- _Task goal_
Which lines of the entries below contain the string "trend"? Report each of them in full.

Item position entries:

◇ ◇ ◇

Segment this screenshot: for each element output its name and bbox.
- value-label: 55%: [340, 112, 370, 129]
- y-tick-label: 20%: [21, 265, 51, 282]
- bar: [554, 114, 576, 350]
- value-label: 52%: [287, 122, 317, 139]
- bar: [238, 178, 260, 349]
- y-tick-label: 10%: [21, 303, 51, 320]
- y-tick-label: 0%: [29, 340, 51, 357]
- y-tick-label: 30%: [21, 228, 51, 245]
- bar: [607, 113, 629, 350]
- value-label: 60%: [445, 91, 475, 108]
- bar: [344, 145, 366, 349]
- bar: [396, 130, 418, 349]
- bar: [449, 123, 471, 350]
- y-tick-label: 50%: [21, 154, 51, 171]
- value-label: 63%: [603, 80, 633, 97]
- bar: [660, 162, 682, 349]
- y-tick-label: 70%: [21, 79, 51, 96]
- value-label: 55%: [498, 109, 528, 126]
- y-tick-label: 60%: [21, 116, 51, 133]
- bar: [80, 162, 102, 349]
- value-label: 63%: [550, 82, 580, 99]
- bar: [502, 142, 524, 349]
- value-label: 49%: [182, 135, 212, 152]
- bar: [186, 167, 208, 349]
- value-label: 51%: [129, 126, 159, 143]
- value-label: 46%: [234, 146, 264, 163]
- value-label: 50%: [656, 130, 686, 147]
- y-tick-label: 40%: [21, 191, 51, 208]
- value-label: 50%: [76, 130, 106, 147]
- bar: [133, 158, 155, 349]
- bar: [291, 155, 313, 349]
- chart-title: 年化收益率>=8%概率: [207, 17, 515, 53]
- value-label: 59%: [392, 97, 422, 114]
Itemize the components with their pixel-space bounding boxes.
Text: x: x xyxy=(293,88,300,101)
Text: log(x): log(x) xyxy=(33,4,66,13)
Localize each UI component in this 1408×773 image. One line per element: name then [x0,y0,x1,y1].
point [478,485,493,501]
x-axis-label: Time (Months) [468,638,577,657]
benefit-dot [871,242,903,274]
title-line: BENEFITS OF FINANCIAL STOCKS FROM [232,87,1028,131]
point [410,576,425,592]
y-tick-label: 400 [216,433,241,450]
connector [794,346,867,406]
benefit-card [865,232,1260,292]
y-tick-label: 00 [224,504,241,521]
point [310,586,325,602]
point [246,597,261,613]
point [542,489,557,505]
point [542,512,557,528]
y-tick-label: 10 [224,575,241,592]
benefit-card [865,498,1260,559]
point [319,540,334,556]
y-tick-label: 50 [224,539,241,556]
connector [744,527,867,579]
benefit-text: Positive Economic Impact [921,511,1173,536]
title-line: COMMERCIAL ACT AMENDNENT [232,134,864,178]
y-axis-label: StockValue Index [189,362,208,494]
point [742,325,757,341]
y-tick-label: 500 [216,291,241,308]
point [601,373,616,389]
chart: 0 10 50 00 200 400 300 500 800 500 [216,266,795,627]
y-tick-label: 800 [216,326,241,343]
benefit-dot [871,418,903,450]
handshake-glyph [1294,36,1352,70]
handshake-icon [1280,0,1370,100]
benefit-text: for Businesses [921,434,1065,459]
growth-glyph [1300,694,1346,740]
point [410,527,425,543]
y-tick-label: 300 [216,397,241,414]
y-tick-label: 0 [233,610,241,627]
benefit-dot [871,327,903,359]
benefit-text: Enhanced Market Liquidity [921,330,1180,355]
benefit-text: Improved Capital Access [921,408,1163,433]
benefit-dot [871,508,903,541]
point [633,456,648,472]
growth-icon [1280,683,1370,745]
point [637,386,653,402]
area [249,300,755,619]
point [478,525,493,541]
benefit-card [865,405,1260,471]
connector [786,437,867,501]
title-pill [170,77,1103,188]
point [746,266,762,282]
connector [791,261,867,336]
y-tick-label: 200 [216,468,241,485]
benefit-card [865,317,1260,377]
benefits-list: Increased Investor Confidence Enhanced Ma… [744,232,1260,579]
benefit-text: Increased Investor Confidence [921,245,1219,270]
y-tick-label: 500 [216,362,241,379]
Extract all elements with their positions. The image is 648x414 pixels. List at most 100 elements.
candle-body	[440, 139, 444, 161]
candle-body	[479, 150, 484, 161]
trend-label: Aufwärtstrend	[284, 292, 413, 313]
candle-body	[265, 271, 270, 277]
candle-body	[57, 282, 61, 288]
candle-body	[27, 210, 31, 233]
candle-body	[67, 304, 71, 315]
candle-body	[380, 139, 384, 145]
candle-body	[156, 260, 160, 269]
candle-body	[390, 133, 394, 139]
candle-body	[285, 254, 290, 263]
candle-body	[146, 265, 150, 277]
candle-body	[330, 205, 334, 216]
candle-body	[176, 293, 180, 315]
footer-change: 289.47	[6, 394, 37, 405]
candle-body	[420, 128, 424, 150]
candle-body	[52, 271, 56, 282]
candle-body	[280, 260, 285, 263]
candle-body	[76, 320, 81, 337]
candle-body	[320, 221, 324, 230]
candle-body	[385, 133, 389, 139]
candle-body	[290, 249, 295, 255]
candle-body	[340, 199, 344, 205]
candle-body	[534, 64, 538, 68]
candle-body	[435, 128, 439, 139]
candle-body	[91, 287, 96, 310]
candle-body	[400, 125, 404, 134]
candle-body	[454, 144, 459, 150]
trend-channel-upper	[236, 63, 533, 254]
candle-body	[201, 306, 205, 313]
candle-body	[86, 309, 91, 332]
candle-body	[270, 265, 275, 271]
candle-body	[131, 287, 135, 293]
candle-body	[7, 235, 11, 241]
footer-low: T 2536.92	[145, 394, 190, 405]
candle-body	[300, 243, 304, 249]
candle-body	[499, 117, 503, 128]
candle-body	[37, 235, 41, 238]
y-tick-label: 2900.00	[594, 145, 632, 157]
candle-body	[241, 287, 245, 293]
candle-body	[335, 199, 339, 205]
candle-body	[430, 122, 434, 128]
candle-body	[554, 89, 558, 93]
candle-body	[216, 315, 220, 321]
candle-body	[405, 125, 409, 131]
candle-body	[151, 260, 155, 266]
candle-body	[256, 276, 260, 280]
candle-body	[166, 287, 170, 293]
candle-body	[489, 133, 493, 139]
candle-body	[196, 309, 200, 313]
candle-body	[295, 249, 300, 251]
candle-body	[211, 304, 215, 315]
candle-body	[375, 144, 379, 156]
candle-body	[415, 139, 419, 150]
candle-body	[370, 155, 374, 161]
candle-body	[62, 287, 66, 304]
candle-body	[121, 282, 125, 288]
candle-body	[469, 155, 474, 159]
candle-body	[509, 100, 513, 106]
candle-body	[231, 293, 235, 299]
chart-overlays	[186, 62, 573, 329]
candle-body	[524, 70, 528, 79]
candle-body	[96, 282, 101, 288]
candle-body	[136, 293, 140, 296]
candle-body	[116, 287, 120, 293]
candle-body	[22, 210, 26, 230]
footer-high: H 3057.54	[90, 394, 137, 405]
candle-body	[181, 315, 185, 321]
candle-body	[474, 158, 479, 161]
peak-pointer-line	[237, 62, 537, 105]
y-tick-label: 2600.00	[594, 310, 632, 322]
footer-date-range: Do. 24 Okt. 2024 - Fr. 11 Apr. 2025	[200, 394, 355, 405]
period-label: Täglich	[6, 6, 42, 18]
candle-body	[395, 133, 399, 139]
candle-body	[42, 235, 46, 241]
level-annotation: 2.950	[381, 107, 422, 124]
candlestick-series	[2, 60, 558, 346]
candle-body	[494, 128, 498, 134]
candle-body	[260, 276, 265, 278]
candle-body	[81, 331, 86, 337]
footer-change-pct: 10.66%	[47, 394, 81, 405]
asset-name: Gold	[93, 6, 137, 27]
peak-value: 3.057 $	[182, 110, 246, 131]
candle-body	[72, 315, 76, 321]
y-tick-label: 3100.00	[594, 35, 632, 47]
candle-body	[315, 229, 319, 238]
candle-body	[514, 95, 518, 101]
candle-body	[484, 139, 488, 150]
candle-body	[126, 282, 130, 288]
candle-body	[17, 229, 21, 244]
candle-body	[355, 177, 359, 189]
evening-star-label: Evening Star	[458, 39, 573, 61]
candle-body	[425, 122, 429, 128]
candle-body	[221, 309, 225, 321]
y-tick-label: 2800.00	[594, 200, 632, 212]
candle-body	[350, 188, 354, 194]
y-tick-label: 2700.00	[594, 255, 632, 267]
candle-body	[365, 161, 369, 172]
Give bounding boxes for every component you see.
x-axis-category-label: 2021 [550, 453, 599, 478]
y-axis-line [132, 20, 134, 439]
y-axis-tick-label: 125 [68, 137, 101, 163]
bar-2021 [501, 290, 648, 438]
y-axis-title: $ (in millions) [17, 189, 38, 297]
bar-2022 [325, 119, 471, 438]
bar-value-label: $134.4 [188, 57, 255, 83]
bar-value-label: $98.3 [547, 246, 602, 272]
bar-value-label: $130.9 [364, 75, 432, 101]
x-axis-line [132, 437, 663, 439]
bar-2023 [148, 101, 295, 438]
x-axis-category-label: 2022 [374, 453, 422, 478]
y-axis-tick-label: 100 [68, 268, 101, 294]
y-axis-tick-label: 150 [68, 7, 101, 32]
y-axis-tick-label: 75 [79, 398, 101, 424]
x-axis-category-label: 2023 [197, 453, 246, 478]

◇ ◇ ◇

- _Response_
trend-label: Aufwärtstrend	[284, 292, 413, 313]
trend-channel-upper	[236, 63, 533, 254]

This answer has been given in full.